Direction = Set the following entries down again exactly, line by line.
** Start of Data listing **
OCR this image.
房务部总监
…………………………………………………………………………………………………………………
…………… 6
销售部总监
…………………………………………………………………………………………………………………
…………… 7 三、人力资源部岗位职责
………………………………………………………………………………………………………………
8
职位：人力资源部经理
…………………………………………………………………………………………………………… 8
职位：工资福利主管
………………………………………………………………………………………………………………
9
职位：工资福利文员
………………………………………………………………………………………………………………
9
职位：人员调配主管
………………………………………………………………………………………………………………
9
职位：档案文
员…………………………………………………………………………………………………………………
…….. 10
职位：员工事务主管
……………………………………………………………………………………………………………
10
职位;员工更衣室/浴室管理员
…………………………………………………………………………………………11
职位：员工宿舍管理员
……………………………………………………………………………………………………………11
** End of Data listing **
Full output =
OCR this image.
房务部总监
…………………………………………………………………………………………………………………
…………… 6
销售部总监
…………………………………………………………………………………………………………………
…………… 7 三、人力资源部岗位职责
………………………………………………………………………………………………………………
8
职位：人力资源部经理
…………………………………………………………………………………………………………… 8
职位：工资福利主管
………………………………………………………………………………………………………………
9
职位：工资福利文员
………………………………………………………………………………………………………………
9
职位：人员调配主管
………………………………………………………………………………………………………………
9
职位：档案文
员…………………………………………………………………………………………………………………
…….. 10
职位：员工事务主管
……………………………………………………………………………………………………………
10
职位;员工更衣室/浴室管理员
…………………………………………………………………………………………11
职位：员工宿舍管理员
……………………………………………………………………………………………………………11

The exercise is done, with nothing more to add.